* Given instruction
Reply with one number: the count of lines in the listing that contain the string "ylabel".

* Dataset
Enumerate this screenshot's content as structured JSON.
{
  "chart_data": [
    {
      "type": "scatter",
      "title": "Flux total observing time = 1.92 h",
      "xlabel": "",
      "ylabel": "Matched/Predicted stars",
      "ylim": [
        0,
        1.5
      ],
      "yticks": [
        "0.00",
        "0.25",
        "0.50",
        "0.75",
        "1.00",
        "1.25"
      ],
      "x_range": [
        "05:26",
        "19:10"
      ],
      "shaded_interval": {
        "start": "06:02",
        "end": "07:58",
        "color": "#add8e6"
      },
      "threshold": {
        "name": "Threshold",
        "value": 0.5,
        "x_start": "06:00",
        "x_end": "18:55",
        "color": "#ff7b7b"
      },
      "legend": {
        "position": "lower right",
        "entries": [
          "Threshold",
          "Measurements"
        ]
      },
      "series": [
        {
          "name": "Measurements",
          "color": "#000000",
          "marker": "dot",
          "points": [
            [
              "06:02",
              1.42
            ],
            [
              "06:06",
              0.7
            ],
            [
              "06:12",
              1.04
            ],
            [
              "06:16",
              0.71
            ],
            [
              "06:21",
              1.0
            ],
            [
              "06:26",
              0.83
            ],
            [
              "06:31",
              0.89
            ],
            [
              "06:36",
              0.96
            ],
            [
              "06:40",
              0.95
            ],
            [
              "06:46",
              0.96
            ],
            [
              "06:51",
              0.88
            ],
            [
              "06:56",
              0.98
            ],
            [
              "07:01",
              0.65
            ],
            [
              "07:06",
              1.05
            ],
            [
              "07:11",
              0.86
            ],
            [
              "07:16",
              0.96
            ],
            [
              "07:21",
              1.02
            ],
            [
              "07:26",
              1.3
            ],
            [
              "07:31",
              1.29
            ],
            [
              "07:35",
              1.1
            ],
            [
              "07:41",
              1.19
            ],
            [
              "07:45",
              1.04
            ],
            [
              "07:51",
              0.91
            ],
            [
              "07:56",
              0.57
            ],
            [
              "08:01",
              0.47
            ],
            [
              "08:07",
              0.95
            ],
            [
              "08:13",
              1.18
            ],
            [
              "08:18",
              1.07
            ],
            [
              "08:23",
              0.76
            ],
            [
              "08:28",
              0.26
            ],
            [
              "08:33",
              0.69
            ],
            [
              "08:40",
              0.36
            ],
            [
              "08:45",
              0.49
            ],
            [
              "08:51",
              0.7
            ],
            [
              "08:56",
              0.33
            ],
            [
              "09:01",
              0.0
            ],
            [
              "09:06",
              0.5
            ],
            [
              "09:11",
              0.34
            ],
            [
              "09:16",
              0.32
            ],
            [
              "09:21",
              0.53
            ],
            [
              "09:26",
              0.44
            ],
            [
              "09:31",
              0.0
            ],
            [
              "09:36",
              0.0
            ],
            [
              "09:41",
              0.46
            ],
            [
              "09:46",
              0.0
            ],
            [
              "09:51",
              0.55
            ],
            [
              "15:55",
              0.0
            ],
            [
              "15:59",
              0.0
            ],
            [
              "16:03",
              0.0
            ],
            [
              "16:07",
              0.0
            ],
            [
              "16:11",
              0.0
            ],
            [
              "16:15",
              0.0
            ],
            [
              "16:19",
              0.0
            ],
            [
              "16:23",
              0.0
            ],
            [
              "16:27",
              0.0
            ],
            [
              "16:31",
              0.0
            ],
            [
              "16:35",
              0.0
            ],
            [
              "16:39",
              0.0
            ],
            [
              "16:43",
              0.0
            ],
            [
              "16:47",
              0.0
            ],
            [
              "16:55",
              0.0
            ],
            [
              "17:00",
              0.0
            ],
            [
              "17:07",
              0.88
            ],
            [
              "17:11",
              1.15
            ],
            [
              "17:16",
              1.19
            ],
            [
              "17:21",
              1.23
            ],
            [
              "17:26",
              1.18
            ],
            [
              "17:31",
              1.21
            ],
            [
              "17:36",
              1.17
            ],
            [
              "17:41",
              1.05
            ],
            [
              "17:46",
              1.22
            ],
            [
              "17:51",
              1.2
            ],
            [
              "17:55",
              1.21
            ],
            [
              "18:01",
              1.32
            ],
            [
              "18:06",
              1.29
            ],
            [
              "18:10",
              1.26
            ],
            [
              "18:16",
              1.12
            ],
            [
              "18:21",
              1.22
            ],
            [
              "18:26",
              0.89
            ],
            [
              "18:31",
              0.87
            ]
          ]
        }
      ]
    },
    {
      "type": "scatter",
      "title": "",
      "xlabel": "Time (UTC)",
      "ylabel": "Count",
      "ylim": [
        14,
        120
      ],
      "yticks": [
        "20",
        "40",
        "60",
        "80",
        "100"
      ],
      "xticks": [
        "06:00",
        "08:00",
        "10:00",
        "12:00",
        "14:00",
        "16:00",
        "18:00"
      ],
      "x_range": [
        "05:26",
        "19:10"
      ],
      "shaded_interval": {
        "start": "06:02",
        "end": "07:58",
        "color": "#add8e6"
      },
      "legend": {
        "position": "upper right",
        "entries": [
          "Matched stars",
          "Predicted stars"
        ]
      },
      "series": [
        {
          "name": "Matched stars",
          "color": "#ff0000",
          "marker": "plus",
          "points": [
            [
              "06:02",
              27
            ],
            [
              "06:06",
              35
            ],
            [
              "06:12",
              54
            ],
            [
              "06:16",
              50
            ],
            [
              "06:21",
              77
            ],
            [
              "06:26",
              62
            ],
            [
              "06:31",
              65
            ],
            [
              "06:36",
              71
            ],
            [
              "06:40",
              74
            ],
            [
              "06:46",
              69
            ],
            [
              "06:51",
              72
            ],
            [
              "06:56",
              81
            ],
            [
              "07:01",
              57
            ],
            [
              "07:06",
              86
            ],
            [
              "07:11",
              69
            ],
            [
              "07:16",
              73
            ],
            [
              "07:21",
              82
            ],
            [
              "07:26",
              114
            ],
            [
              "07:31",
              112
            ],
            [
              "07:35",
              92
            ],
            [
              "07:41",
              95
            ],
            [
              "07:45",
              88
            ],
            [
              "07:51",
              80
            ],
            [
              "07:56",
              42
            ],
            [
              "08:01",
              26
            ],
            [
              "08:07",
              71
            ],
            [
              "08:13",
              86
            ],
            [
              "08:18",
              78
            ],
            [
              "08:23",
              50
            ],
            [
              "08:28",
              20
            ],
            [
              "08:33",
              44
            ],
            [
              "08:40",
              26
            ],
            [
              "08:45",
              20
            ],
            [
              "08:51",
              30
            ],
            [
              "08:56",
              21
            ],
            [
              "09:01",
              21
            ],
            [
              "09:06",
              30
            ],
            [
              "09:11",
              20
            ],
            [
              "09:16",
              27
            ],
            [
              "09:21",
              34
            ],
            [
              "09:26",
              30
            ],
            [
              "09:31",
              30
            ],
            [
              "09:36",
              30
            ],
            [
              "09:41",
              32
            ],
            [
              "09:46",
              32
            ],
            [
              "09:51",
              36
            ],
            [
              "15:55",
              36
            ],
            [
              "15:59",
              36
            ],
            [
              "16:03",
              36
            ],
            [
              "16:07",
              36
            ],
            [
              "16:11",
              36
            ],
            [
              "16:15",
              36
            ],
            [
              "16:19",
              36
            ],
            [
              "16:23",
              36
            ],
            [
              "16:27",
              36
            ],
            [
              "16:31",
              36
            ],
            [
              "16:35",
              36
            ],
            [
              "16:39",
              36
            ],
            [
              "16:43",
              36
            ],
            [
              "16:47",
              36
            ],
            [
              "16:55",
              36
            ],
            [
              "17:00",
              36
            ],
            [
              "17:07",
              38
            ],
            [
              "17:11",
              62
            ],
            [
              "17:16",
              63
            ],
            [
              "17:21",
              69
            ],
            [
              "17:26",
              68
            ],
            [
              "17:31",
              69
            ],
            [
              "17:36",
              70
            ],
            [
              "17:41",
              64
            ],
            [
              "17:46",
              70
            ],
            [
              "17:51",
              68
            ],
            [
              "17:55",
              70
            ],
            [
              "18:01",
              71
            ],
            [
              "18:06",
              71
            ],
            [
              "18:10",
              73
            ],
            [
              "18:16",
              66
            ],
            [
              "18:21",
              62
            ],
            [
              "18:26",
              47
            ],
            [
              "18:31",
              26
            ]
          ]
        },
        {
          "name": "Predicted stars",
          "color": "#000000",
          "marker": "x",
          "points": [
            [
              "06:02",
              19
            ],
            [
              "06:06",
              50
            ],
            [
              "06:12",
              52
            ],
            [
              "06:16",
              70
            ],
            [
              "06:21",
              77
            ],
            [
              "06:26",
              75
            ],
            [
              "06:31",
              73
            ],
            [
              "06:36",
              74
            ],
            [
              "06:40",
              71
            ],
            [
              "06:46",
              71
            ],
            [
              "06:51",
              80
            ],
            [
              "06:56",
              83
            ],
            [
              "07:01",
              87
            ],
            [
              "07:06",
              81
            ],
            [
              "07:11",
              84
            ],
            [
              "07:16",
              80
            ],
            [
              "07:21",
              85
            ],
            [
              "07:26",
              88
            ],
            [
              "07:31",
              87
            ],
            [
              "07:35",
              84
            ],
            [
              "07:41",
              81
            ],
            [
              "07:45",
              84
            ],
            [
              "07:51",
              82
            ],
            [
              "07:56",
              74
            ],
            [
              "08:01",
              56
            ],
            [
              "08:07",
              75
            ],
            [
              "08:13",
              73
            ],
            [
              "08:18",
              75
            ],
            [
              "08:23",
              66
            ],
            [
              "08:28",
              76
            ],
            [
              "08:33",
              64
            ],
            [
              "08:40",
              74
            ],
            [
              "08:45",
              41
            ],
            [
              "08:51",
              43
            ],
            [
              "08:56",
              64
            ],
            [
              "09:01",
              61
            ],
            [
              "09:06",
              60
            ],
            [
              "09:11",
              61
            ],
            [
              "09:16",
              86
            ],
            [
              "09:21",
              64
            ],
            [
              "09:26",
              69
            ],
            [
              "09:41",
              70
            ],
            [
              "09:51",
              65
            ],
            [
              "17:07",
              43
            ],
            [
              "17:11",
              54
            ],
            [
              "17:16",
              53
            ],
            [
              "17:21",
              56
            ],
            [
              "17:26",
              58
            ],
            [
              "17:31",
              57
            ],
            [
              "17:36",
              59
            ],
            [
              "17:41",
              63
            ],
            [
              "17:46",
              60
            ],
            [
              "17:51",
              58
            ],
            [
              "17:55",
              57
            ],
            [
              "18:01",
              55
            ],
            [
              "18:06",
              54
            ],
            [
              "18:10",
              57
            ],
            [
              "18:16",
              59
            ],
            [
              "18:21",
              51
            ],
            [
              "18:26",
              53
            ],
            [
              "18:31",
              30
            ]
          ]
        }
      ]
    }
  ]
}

* Task solution
2